_Task_
Copy out all lines with the word "image" in them.

### Entries shown ###

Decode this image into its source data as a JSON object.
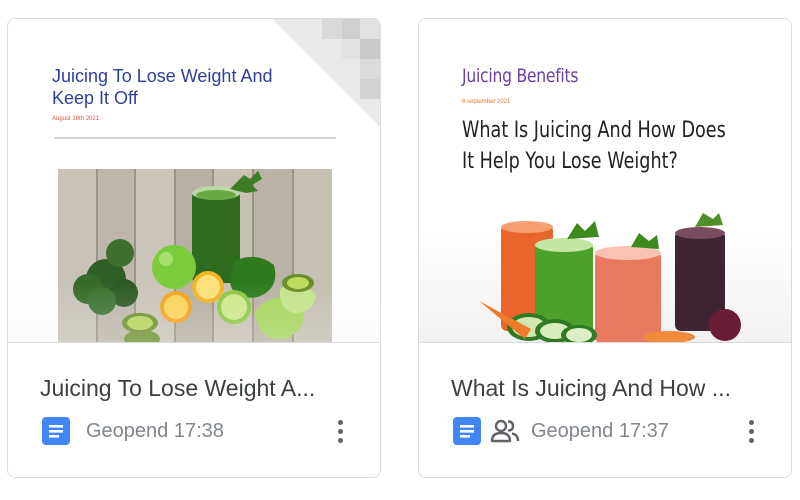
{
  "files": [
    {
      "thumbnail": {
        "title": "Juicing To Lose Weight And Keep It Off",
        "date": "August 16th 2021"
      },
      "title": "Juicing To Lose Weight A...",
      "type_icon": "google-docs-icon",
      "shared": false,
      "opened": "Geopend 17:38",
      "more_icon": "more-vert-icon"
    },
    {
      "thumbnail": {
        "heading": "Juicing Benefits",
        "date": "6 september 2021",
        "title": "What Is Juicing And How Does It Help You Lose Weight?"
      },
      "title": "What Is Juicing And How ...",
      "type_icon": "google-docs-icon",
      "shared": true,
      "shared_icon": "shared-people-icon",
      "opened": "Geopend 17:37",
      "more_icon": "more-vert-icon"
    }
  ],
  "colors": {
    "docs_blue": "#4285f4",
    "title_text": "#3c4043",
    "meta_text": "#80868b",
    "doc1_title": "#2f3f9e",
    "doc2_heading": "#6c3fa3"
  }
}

###
### Entries shown ###

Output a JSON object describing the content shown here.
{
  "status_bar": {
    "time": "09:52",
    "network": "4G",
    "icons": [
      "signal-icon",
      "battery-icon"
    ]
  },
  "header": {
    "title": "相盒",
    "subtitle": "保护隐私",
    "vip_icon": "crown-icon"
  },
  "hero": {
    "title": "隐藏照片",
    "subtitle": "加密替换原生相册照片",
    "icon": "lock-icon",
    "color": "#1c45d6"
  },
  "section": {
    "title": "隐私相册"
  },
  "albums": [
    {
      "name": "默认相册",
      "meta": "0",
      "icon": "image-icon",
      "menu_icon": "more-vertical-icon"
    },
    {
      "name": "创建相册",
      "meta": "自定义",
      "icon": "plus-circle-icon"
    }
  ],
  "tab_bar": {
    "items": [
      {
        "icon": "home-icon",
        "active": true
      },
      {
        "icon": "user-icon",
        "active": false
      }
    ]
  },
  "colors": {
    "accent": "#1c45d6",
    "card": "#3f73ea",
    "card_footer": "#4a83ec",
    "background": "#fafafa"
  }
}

###

_Worked answer_
Decode this image into its source data as a JSON object.
      "icon": "image-icon",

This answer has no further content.